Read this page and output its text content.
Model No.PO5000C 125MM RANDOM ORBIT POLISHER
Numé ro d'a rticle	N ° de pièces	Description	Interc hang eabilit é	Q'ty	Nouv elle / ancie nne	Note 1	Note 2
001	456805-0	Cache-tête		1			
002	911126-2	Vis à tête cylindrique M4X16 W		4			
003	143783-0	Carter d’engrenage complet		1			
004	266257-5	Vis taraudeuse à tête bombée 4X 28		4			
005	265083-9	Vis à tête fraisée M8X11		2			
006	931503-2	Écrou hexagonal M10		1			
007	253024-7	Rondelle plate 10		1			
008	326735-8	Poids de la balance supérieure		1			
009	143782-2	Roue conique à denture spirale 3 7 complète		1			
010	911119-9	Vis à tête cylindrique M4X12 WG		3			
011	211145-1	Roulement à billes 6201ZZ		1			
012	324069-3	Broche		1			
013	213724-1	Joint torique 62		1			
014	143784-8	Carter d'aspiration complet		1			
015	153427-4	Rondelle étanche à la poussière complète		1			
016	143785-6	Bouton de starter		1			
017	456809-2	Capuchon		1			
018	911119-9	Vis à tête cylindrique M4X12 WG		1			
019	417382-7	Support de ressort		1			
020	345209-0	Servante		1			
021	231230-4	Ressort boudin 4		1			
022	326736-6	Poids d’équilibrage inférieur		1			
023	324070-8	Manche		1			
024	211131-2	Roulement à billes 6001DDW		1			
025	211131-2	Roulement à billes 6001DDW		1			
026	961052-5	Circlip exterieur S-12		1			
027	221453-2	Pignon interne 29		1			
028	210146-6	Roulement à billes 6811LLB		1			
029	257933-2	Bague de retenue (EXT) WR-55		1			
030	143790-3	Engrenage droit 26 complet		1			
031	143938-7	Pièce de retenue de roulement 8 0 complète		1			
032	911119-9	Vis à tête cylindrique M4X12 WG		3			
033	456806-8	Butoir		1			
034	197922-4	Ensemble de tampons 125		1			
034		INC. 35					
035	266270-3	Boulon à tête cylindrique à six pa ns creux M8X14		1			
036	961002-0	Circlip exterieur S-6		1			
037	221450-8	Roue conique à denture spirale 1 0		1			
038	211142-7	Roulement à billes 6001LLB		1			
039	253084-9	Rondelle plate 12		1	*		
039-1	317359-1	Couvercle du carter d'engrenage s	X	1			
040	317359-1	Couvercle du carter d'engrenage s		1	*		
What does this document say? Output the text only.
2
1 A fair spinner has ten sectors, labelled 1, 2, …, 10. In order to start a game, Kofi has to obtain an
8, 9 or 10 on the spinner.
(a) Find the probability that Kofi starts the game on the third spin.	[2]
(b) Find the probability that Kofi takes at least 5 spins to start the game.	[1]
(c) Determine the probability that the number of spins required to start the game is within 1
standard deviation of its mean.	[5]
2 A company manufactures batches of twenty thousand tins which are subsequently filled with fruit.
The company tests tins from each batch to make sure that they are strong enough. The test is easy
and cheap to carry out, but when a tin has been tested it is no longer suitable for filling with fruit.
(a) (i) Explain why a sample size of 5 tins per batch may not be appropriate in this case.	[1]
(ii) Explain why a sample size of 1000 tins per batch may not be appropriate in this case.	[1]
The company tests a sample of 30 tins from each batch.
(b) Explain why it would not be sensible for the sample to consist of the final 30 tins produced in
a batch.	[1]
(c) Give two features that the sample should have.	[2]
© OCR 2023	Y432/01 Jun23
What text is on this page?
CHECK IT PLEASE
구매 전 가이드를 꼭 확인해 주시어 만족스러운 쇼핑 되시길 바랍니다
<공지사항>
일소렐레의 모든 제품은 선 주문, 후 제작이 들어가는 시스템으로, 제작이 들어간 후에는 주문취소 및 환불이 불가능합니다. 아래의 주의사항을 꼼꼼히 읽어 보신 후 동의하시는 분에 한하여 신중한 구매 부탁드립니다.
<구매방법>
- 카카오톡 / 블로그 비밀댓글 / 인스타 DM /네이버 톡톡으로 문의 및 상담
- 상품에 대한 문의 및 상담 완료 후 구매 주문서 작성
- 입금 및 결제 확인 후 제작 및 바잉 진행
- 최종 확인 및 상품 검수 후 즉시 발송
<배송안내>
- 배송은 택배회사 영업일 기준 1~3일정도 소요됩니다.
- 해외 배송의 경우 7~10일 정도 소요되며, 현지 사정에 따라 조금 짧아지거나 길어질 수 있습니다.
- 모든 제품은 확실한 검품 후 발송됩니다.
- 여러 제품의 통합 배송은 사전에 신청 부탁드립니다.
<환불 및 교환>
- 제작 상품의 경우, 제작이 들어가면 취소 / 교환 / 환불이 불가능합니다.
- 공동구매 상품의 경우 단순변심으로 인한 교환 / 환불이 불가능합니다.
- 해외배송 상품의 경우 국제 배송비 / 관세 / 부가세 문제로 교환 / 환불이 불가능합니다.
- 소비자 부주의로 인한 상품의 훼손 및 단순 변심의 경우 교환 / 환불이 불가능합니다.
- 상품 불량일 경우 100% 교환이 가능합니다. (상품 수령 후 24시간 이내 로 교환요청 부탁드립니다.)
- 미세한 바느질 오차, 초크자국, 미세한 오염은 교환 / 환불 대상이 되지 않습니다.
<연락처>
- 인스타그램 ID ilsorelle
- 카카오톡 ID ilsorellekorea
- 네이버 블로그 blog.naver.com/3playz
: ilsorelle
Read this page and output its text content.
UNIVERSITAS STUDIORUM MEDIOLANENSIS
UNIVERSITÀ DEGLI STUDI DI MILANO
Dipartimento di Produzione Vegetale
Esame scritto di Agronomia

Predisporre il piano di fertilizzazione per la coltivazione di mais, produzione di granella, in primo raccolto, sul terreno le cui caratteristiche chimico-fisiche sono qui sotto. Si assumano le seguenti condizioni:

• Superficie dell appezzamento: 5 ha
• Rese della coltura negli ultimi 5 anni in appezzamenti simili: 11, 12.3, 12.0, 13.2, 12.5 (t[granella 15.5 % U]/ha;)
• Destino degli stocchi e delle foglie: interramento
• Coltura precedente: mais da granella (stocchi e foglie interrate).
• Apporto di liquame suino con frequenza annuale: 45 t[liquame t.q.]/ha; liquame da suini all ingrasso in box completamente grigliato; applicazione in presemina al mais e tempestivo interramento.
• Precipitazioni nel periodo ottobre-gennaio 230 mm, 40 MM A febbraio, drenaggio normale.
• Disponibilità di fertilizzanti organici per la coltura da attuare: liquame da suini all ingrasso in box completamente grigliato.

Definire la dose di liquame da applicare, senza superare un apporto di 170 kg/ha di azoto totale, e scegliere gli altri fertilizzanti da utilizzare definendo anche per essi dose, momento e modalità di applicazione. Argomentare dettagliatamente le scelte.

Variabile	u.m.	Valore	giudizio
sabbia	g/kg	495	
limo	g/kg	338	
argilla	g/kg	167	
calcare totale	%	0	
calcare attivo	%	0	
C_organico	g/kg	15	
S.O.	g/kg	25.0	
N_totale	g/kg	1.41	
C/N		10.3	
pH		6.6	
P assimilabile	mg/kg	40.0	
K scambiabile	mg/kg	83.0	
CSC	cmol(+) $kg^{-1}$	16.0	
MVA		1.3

◇ ◇ ◇

→ **BRIEF**
Say how many lines in the records contain the string "granella", and say nothing else.

→ **COMPLETED TASK**
3